Work instructions — Find the lines below that contain the word "current" and count them. Only the number should be given.

******************************

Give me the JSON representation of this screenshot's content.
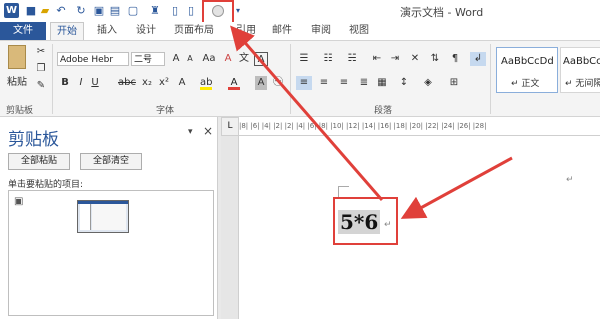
{
  "window": {
    "title": "演示文档 - Word",
    "logo": "W"
  },
  "qat": {
    "icons": [
      "save-icon",
      "folder-open-icon",
      "undo-icon",
      "redo-icon",
      "save-as-icon",
      "print-preview-icon",
      "find-icon",
      "new-doc-icon",
      "circle-icon",
      "customize-icon"
    ]
  },
  "tabs": {
    "file": "文件",
    "home": "开始",
    "insert": "插入",
    "design": "设计",
    "layout": "页面布局",
    "references": "引用",
    "mailings": "邮件",
    "review": "审阅",
    "view": "视图"
  },
  "ribbon": {
    "paste_label": "粘贴",
    "font_name": "Adobe Hebr",
    "font_size": "二号",
    "clipboard_group": "剪贴板",
    "font_group": "字体",
    "paragraph_group": "段落",
    "styles": [
      {
        "preview": "AaBbCcDd",
        "name": "↵ 正文"
      },
      {
        "preview": "AaBbCcDd",
        "name": "↵ 无间隔"
      }
    ]
  },
  "clipboard_pane": {
    "title": "剪贴板",
    "paste_all": "全部粘贴",
    "clear_all": "全部清空",
    "hint": "单击要粘贴的项目:"
  },
  "ruler": {
    "corner": "L",
    "marks": "|8|  |6|  |4|  |2|      |2|  |4|  |6|  |8|  |10|  |12|  |14|  |16|  |18|  |20|  |22|  |24|  |26|  |28|"
  },
  "document": {
    "formula": "5*6",
    "pilcrow": "↵"
  },
  "colors": {
    "accent": "#2b579a",
    "highlight": "#e0403a"
  }
}
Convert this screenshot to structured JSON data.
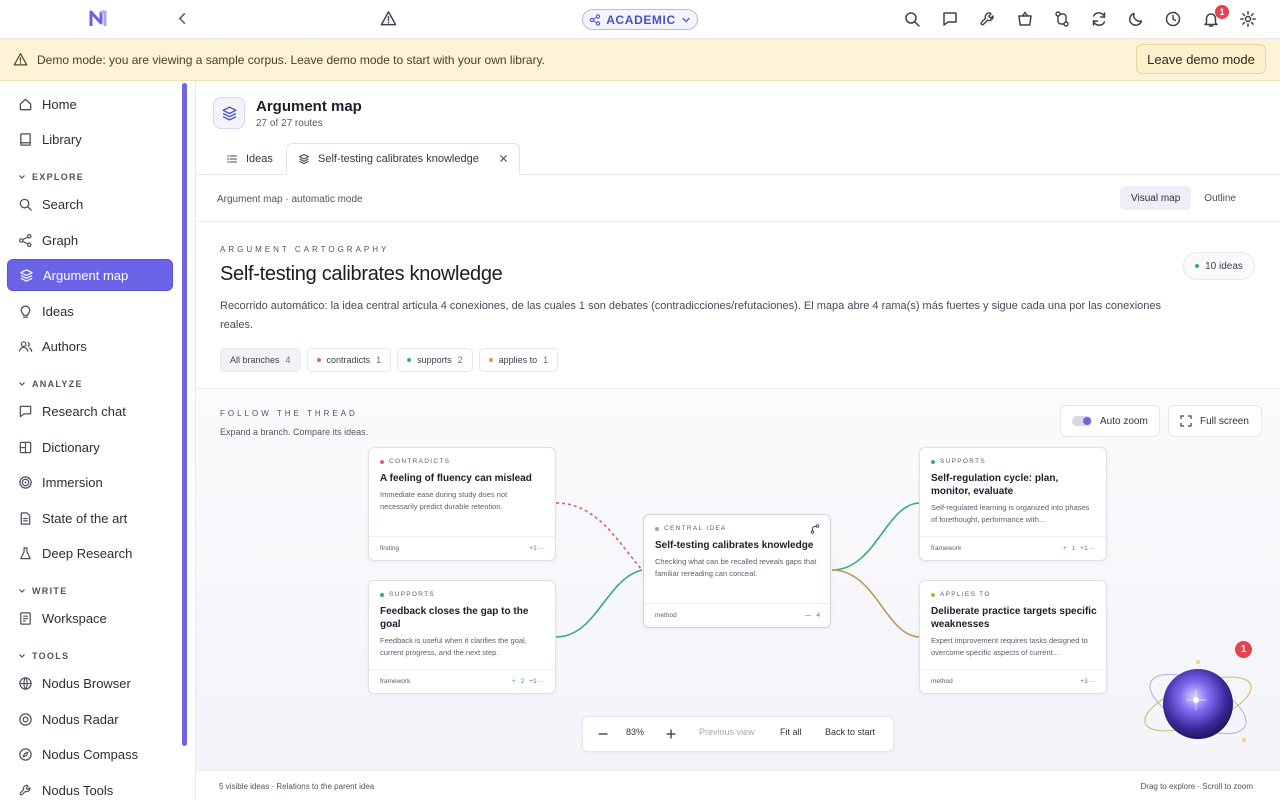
{
  "topbar": {
    "mode_label": "ACADEMIC",
    "notifications_count": "1",
    "brand_color": "#5a5fd0"
  },
  "banner": {
    "text": "Demo mode: you are viewing a sample corpus. Leave demo mode to start with your own library.",
    "button_label": "Leave demo mode"
  },
  "sidebar": {
    "items": [
      {
        "label": "Home",
        "icon": "home-icon"
      },
      {
        "label": "Library",
        "icon": "book-icon"
      },
      {
        "label": "Search",
        "icon": "search-icon"
      },
      {
        "label": "Graph",
        "icon": "graph-icon"
      },
      {
        "label": "Argument map",
        "icon": "layers-icon"
      },
      {
        "label": "Ideas",
        "icon": "lightbulb-icon"
      },
      {
        "label": "Authors",
        "icon": "users-icon"
      },
      {
        "label": "Research chat",
        "icon": "chat-icon"
      },
      {
        "label": "Dictionary",
        "icon": "dictionary-icon"
      },
      {
        "label": "Immersion",
        "icon": "target-icon"
      },
      {
        "label": "State of the art",
        "icon": "document-icon"
      },
      {
        "label": "Deep Research",
        "icon": "flask-icon"
      },
      {
        "label": "Workspace",
        "icon": "workspace-icon"
      },
      {
        "label": "Nodus Browser",
        "icon": "globe-icon"
      },
      {
        "label": "Nodus Radar",
        "icon": "radar-icon"
      },
      {
        "label": "Nodus Compass",
        "icon": "compass-icon"
      },
      {
        "label": "Nodus Tools",
        "icon": "wrench-icon"
      }
    ],
    "sections": {
      "explore": "EXPLORE",
      "analyze": "ANALYZE",
      "write": "WRITE",
      "tools": "TOOLS"
    }
  },
  "header": {
    "title": "Argument map",
    "subtitle": "27 of 27 routes"
  },
  "tabs": [
    {
      "label": "Ideas"
    },
    {
      "label": "Self-testing calibrates knowledge"
    }
  ],
  "mode_bar": {
    "label": "Argument map · automatic mode",
    "views": [
      "Visual map",
      "Outline"
    ]
  },
  "overview": {
    "eyebrow": "ARGUMENT CARTOGRAPHY",
    "title": "Self-testing calibrates knowledge",
    "description": "Recorrido automático: la idea central articula 4 conexiones, de las cuales 1 son debates (contradicciones/refutaciones). El mapa abre 4 rama(s) más fuertes y sigue cada una por las conexiones reales.",
    "ideas_count": "10 ideas",
    "filters": [
      {
        "label": "All branches",
        "count": "4",
        "color": ""
      },
      {
        "label": "contradicts",
        "count": "1",
        "color": "#e0607a"
      },
      {
        "label": "supports",
        "count": "2",
        "color": "#3aa88a"
      },
      {
        "label": "applies to",
        "count": "1",
        "color": "#d9a246"
      }
    ]
  },
  "thread": {
    "eyebrow": "FOLLOW THE THREAD",
    "hint": "Expand a branch. Compare its ideas.",
    "auto_zoom": "Auto zoom",
    "full_screen": "Full screen"
  },
  "cards": {
    "central": {
      "kind": "CENTRAL IDEA",
      "title": "Self-testing calibrates knowledge",
      "body": "Checking what can be recalled reveals gaps that familiar rereading can conceal.",
      "type": "method",
      "meta": "4"
    },
    "c1": {
      "kind": "CONTRADICTS",
      "title": "A feeling of fluency can mislead",
      "body": "Immediate ease during study does not necessarily predict durable retention.",
      "type": "finding",
      "meta": "+1 ···",
      "color": "#e0607a"
    },
    "c2": {
      "kind": "SUPPORTS",
      "title": "Feedback closes the gap to the goal",
      "body": "Feedback is useful when it clarifies the goal, current progress, and the next step.",
      "type": "framework",
      "plus": "2",
      "meta": "+1 ···",
      "color": "#3aa88a"
    },
    "c3": {
      "kind": "SUPPORTS",
      "title": "Self-regulation cycle: plan, monitor, evaluate",
      "body": "Self-regulated learning is organized into phases of forethought, performance with...",
      "type": "framework",
      "plus": "1",
      "meta": "+1 ···",
      "color": "#3aa88a"
    },
    "c4": {
      "kind": "APPLIES TO",
      "title": "Deliberate practice targets specific weaknesses",
      "body": "Expert improvement requires tasks designed to overcome specific aspects of current...",
      "type": "method",
      "meta": "+3 ···",
      "color": "#d9a246"
    }
  },
  "zoom": {
    "level": "83%",
    "previous": "Previous view",
    "fit": "Fit all",
    "back": "Back to start"
  },
  "status": {
    "left": "5 visible ideas · Relations to the parent idea",
    "right": "Drag to explore · Scroll to zoom"
  },
  "assistant": {
    "badge": "1"
  }
}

******************************

Output below — 2